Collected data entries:

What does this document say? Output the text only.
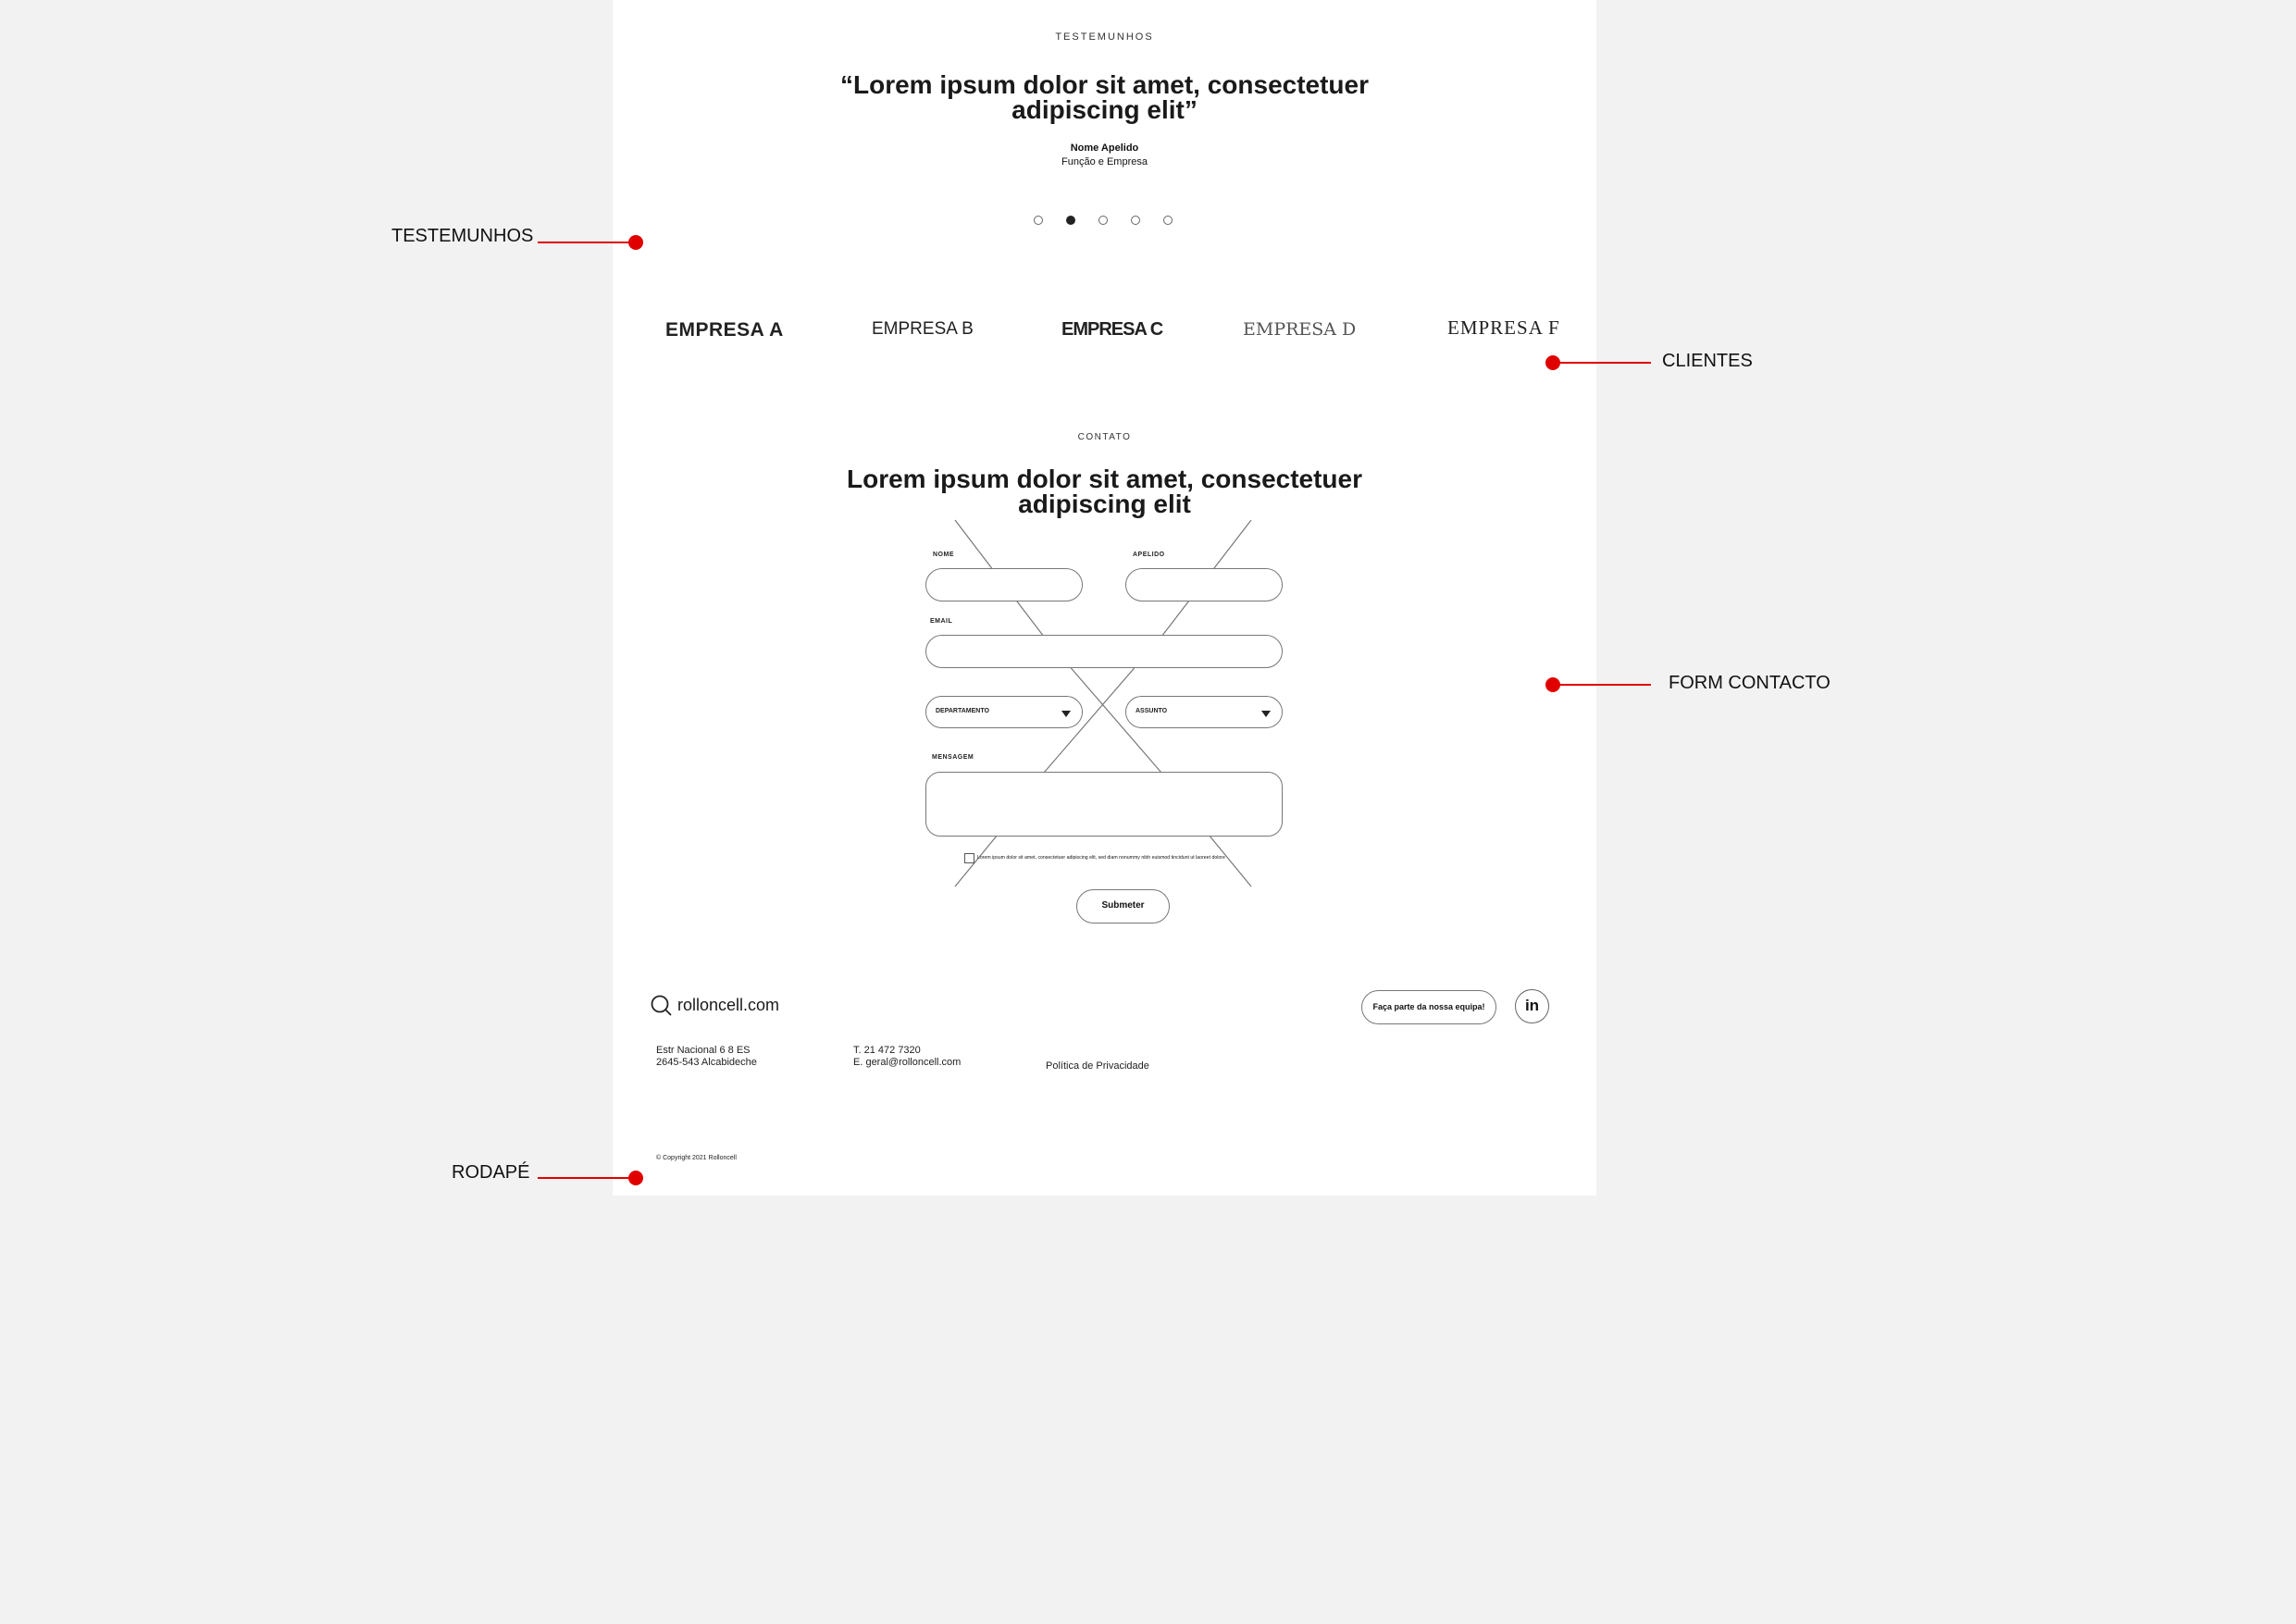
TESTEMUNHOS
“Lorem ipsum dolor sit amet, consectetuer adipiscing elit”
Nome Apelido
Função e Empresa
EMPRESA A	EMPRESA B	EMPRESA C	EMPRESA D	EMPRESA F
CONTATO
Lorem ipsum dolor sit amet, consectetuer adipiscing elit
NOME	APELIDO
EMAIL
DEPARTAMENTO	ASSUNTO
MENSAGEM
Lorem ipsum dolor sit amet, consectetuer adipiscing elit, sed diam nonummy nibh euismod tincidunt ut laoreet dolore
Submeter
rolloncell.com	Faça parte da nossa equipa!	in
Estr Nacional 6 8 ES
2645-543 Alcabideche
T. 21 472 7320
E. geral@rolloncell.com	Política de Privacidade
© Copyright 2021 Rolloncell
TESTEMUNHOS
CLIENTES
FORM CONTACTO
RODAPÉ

* * *

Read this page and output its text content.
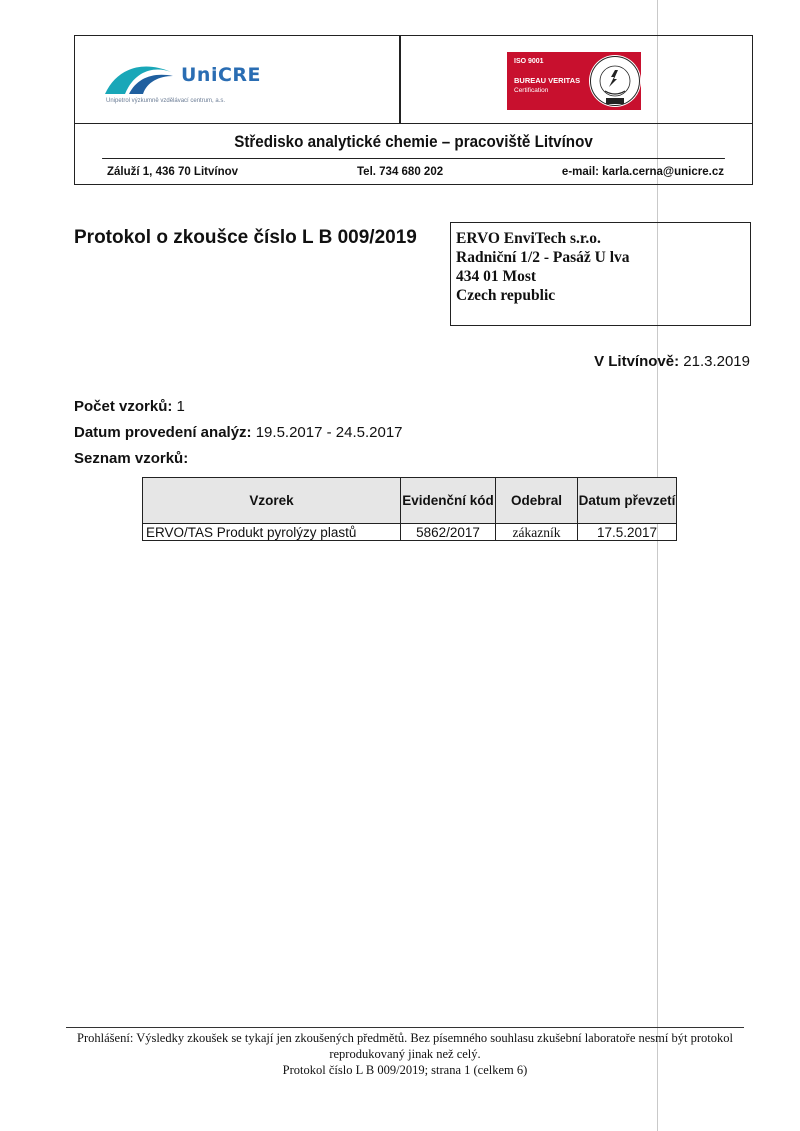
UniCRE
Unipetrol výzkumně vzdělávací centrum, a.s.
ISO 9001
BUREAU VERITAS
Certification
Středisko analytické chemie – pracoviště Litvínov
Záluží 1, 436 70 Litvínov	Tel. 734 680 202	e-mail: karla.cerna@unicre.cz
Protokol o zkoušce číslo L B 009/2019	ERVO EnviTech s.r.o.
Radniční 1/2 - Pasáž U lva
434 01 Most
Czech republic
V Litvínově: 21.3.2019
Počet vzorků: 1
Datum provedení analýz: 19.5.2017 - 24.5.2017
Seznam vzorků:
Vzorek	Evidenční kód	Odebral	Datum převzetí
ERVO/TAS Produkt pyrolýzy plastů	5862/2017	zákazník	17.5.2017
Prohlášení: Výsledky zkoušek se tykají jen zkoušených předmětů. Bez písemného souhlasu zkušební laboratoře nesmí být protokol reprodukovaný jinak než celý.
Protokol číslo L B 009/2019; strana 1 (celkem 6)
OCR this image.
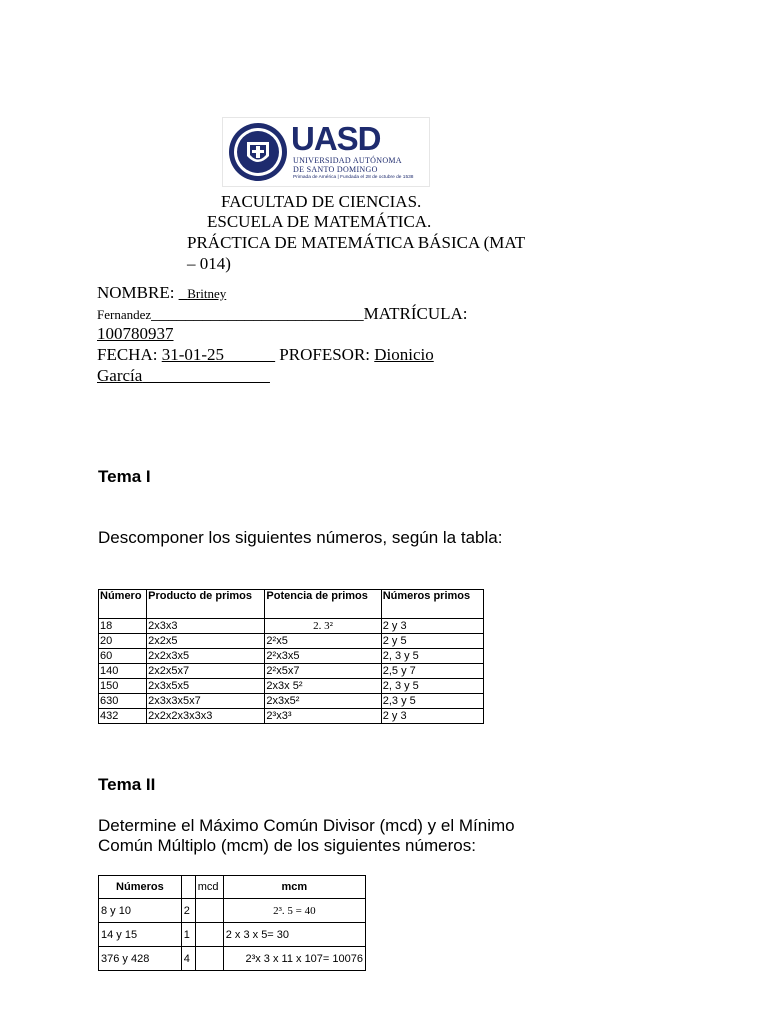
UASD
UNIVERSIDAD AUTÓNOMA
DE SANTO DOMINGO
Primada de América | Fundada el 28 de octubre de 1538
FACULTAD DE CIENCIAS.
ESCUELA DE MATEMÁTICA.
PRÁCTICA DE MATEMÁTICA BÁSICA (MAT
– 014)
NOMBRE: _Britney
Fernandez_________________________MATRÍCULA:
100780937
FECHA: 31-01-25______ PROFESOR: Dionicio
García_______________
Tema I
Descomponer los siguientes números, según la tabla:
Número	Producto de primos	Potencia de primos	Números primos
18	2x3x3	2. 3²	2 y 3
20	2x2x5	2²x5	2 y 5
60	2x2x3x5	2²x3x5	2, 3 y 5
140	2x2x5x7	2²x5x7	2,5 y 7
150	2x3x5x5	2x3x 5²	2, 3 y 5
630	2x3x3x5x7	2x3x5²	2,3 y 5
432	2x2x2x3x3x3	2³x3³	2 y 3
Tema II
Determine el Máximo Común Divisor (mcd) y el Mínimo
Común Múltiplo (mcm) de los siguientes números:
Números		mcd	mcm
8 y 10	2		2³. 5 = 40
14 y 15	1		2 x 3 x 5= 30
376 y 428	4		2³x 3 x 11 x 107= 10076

==

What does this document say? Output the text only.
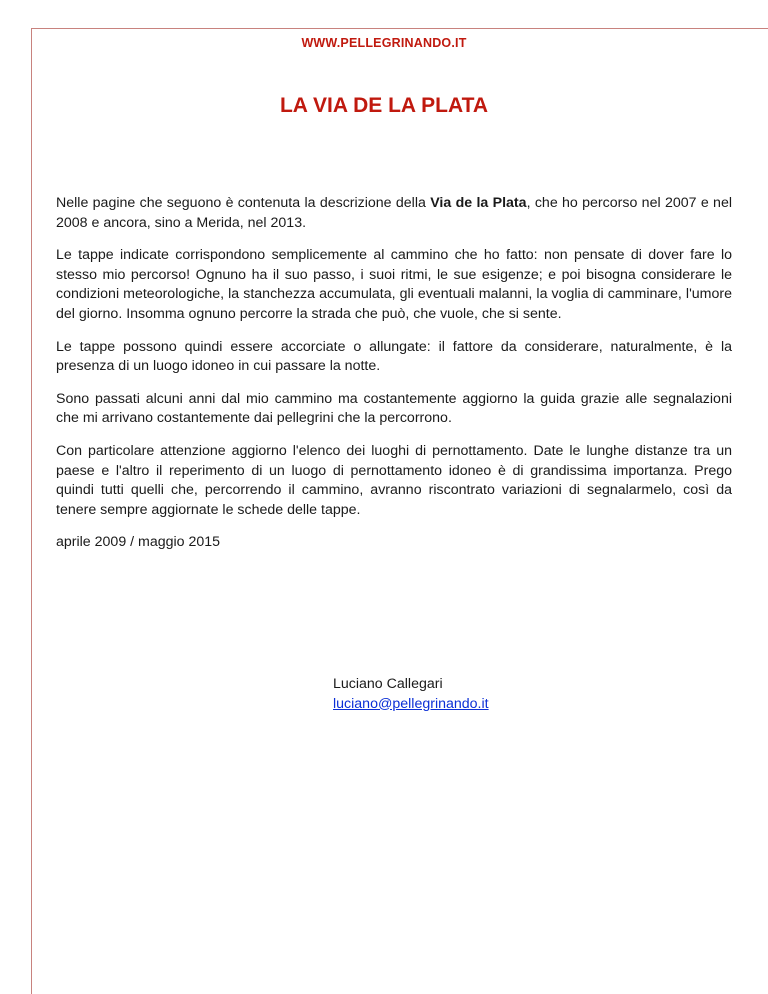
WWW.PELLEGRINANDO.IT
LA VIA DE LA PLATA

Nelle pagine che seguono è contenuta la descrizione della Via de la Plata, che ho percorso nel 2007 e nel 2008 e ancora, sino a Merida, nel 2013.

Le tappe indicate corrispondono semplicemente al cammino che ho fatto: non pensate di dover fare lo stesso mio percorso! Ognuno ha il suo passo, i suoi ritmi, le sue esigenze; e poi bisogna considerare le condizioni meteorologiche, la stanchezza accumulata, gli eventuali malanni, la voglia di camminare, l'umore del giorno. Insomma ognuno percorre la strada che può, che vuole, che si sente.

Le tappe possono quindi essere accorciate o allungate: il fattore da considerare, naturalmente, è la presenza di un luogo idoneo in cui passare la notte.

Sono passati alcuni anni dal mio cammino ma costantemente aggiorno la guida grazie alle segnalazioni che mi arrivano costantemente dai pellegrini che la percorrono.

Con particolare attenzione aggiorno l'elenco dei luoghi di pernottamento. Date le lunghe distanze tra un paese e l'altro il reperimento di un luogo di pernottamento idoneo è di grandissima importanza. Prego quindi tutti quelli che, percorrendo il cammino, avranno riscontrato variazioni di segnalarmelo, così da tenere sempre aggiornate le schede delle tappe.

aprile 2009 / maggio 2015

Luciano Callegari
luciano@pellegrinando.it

**WHAT IS NEEDED:** Using the entries above, return each line that includes the word "Común".

**WRITTEN SOLUTION:**
Determine el Máximo Común Divisor (mcd) y el Mínimo
Común Múltiplo (mcm) de los siguientes números:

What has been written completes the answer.